__DIRECTION 1__
Can you output the stretch of the post on the 10:1 data reduction guarantee from "HPEDare2CompareTweetLol" through "to tolerate failures.", word for word?

__EXCERPTED PASSAGE__

Dare2Compare Part 1 : HPE/Simplivity’s 10:1 data reduction HyperGuarantee Explained

HPE have been relentless with their #HPEDare2Compare twitter campaign focused on the market leading Nutanix Enterprise Cloud platform and I for one have had a good laugh from it. But since existing and prospective customers have been asking for clarification I thought I would do a series of posts addressing each claim.

In part of this series, I will respond to the claim (below) that Nutanix can’t guarantee at least a 10:1 data efficiency ratio.

HPEDare2CompareTweetLol

Firstly let’s think about what is being claimed by HPE/SVT.

If you’re a potential customer, it would be fair for you to assume that if you have 100TB on your current SAN/NAS and you purchase HPE/SVT, you would only need to buy 10TB plus some room growth or to tolerate failures.

But this couldn’t be further from the truth. In fact, if you have 100TB today, you’ll likely need to purchase a similar capacity of HPE/SVT as most platform, even older/legacy ones have some data efficiency already, so what HPE/SVT is offering with deduplication and compression is nothing new or unique.

Let’s go over what the “HyperGuarantee” states and why it’s not worth the paper it’s written on.

HyperEfficientLol

It sounds pretty good, but two things caught my eye. The first is “relative to comparable traditional solutions” which excludes any modern storage which has this functionality (such as Nutanix) and the words “across storage and backup combined”.

Let’s read the fine print about “across storage and backup combined”.

HyperEfficientMoreLol

Hold on, I thought we were talking about a data reduction guarantee but the fine print is talking about a caveat requiring we configure HPE/Simplivity “backups”?

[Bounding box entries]

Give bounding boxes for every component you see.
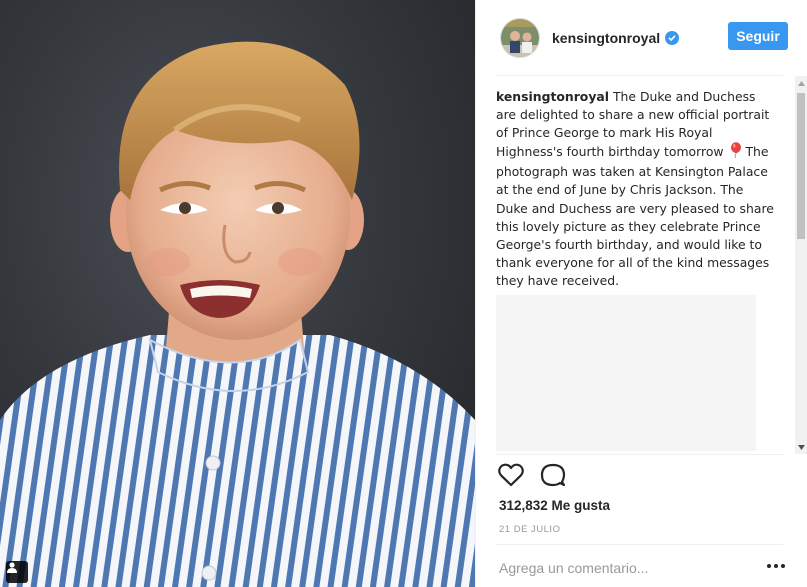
header-divider [496,75,783,76]
comments-scrollbar[interactable] [795,76,807,454]
actions-divider [496,454,783,455]
scroll-thumb[interactable] [797,93,805,239]
post-photo[interactable] [0,0,475,587]
loading-placeholder [496,295,756,452]
comment-divider [496,544,783,545]
post-header: kensingtonroyal Seguir [476,0,807,75]
user-tag-icon [7,562,17,573]
user-tag-button[interactable] [6,561,28,583]
avatar[interactable] [500,17,540,58]
scroll-down-arrow-icon[interactable] [795,440,807,454]
post-actions [498,463,566,487]
balloon-emoji-icon [730,142,742,163]
header-username[interactable]: kensingtonroyal [552,30,660,46]
post-side-panel: kensingtonroyal Seguir kensingtonroyal T… [475,0,807,587]
portrait-illustration [0,41,475,587]
caption-username[interactable]: kensingtonroyal [496,89,609,104]
more-options-icon[interactable] [767,564,785,568]
verified-badge-icon [665,30,680,45]
avatar-image [501,18,539,57]
heart-icon[interactable] [498,463,524,487]
caption-text-part2: The photograph was taken at Kensington P… [496,144,774,288]
post-date: 21 DE JULIO [499,524,561,535]
comment-bubble-icon[interactable] [540,463,566,487]
comments-area[interactable]: kensingtonroyal The Duke and Duchess are… [496,88,776,456]
comment-input[interactable] [499,560,739,576]
caption: kensingtonroyal The Duke and Duchess are… [496,88,776,290]
scroll-up-arrow-icon[interactable] [795,76,807,90]
follow-button[interactable]: Seguir [728,22,788,50]
likes-count[interactable]: 312,832 Me gusta [499,498,610,513]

__DIRECTION 2__
Which lines of the records contain the string "Duke"? Show each of them in full. Case counts.

__TASK ANSWER 1__
HPEDare2CompareTweetLol

Firstly let’s think about what is being claimed by HPE/SVT.

If you’re a potential customer, it would be fair for you to assume that if you have 100TB on your current SAN/NAS and you purchase HPE/SVT, you would only need to buy 10TB plus some room growth or to tolerate failures.

__TASK ANSWER 2__
comments-area[interactable]: kensingtonroyal The Duke and Duchess are… [496,88,776,456]
caption: kensingtonroyal The Duke and Duchess are… [496,88,776,290]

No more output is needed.